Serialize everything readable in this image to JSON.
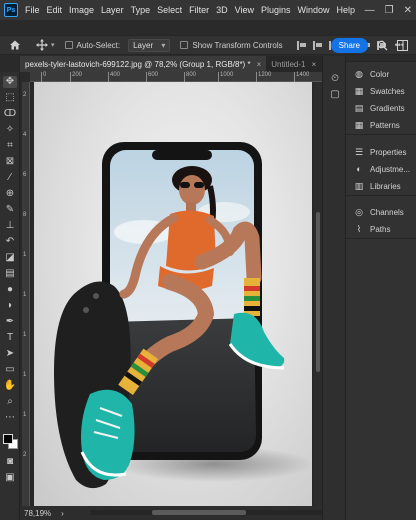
{
  "menubar": {
    "logo": "Ps",
    "items": [
      "File",
      "Edit",
      "Image",
      "Layer",
      "Type",
      "Select",
      "Filter",
      "3D",
      "View",
      "Plugins",
      "Window",
      "Help"
    ],
    "window_controls": [
      "—",
      "❐",
      "✕"
    ]
  },
  "optionsbar": {
    "home_icon": "home-icon",
    "move_icon": "move-icon",
    "auto_select_label": "Auto-Select:",
    "auto_select_target": "Layer",
    "show_transform_label": "Show Transform Controls",
    "share_label": "Share",
    "search_icon": "search-icon",
    "workspace_icon": "workspace-icon"
  },
  "tabs": [
    {
      "label": "pexels-tyler-lastovich-699122.jpg @ 78,2% (Group 1, RGB/8*) *",
      "close": "×",
      "active": true
    },
    {
      "label": "Untitled-1",
      "close": "×",
      "active": false
    }
  ],
  "ruler": {
    "h_ticks": [
      "0",
      "200",
      "400",
      "600",
      "800",
      "1000",
      "1200",
      "1400"
    ],
    "v_ticks": [
      "2",
      "4",
      "6",
      "8",
      "1",
      "1",
      "1",
      "1",
      "1",
      "2"
    ]
  },
  "statusbar": {
    "zoom": "78,19%",
    "nav_arrow": "›"
  },
  "panels": {
    "group1": [
      {
        "label": "Color",
        "icon": "color-icon"
      },
      {
        "label": "Swatches",
        "icon": "swatches-icon"
      },
      {
        "label": "Gradients",
        "icon": "gradients-icon"
      },
      {
        "label": "Patterns",
        "icon": "patterns-icon"
      }
    ],
    "group2": [
      {
        "label": "Properties",
        "icon": "properties-icon"
      },
      {
        "label": "Adjustme...",
        "icon": "adjustments-icon"
      },
      {
        "label": "Libraries",
        "icon": "libraries-icon"
      }
    ],
    "group3": [
      {
        "label": "Channels",
        "icon": "channels-icon"
      },
      {
        "label": "Paths",
        "icon": "paths-icon"
      }
    ]
  },
  "colors": {
    "accent": "#1473e6",
    "foreground_swatch": "#000000",
    "background_swatch": "#ffffff",
    "sock_teal": "#1fb5a8",
    "top_orange": "#e06a2c"
  }
}
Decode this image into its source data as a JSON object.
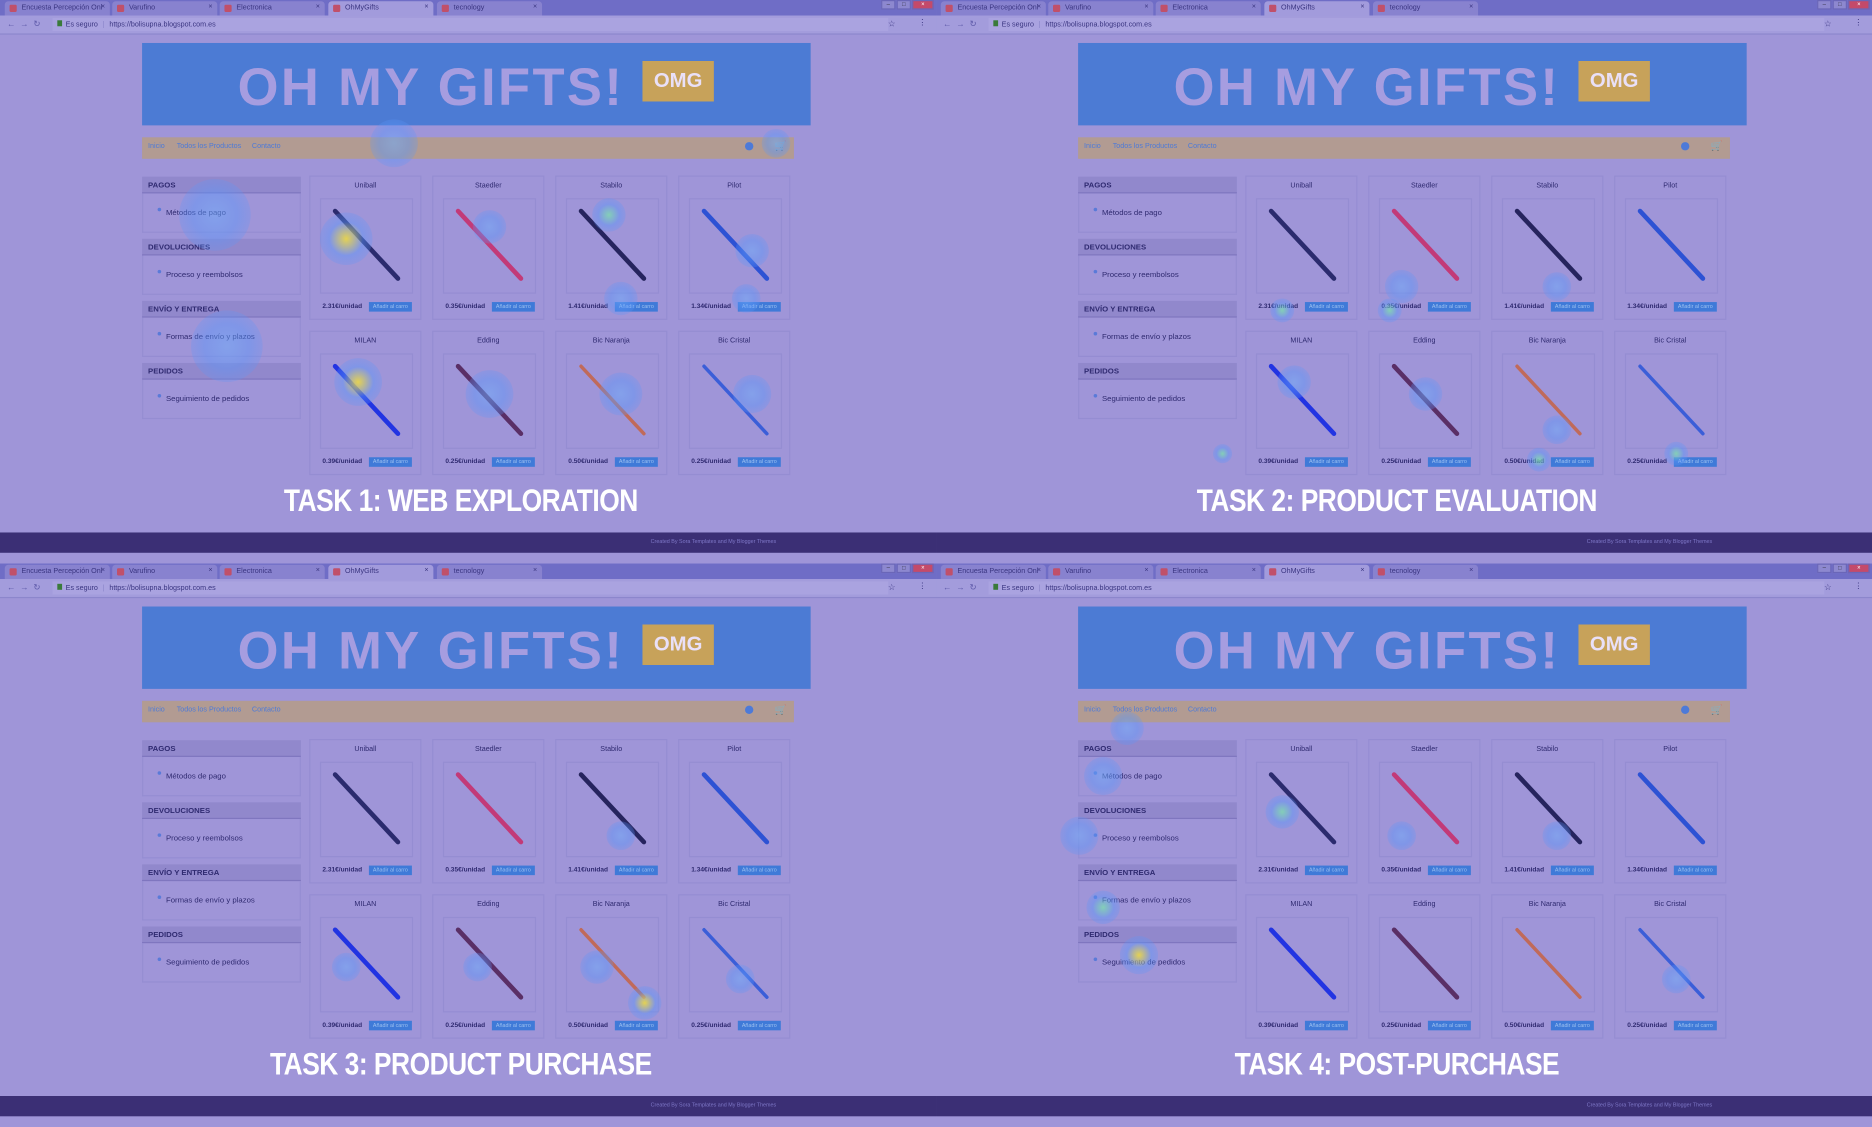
{
  "browser": {
    "tabs": [
      {
        "label": "Encuesta Percepción Onl",
        "active": false
      },
      {
        "label": "Varufino",
        "active": false
      },
      {
        "label": "Electronica",
        "active": false
      },
      {
        "label": "OhMyGifts",
        "active": true
      },
      {
        "label": "tecnology",
        "active": false
      }
    ],
    "secure_label": "Es seguro",
    "url": "https://bolisupna.blogspot.com.es"
  },
  "site": {
    "logo_text": "OH MY GIFTS!",
    "badge": "OMG",
    "nav": [
      "Inicio",
      "Todos los Productos",
      "Contacto"
    ],
    "sidebar": [
      {
        "header": "PAGOS",
        "item": "Métodos de pago"
      },
      {
        "header": "DEVOLUCIONES",
        "item": "Proceso y reembolsos"
      },
      {
        "header": "ENVÍO Y ENTREGA",
        "item": "Formas de envío y plazos"
      },
      {
        "header": "PEDIDOS",
        "item": "Seguimiento de pedidos"
      }
    ],
    "products": [
      {
        "name": "Uniball",
        "price": "2.31€/unidad",
        "color": "#2b2b6e"
      },
      {
        "name": "Staedler",
        "price": "0.35€/unidad",
        "color": "#c23a78"
      },
      {
        "name": "Stabilo",
        "price": "1.41€/unidad",
        "color": "#26245e"
      },
      {
        "name": "Pilot",
        "price": "1.34€/unidad",
        "color": "#2d52d4"
      },
      {
        "name": "MILAN",
        "price": "0.39€/unidad",
        "color": "#2234e2"
      },
      {
        "name": "Edding",
        "price": "0.25€/unidad",
        "color": "#5a2f66"
      },
      {
        "name": "Bic Naranja",
        "price": "0.50€/unidad",
        "color": "#c06a5a"
      },
      {
        "name": "Bic Cristal",
        "price": "0.25€/unidad",
        "color": "#3b5ed8"
      }
    ],
    "add_to_cart": "Añadir al carro",
    "footer": "Created By Sora Templates and My Blogger Themes"
  },
  "quadrants": [
    {
      "title": "TASK 1: WEB EXPLORATION"
    },
    {
      "title": "TASK 2: PRODUCT EVALUATION"
    },
    {
      "title": "TASK 3: PRODUCT PURCHASE"
    },
    {
      "title": "TASK 4: POST-PURCHASE"
    }
  ]
}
· · · · ·
■ The request: Your task is to pick out every line with the string "header" and copy it.

■ Exercise answer:
        "header": "PAGOS",
        "header": "DEVOLUCIONES",
        "header": "ENVÍO Y ENTREGA",
        "header": "PEDIDOS",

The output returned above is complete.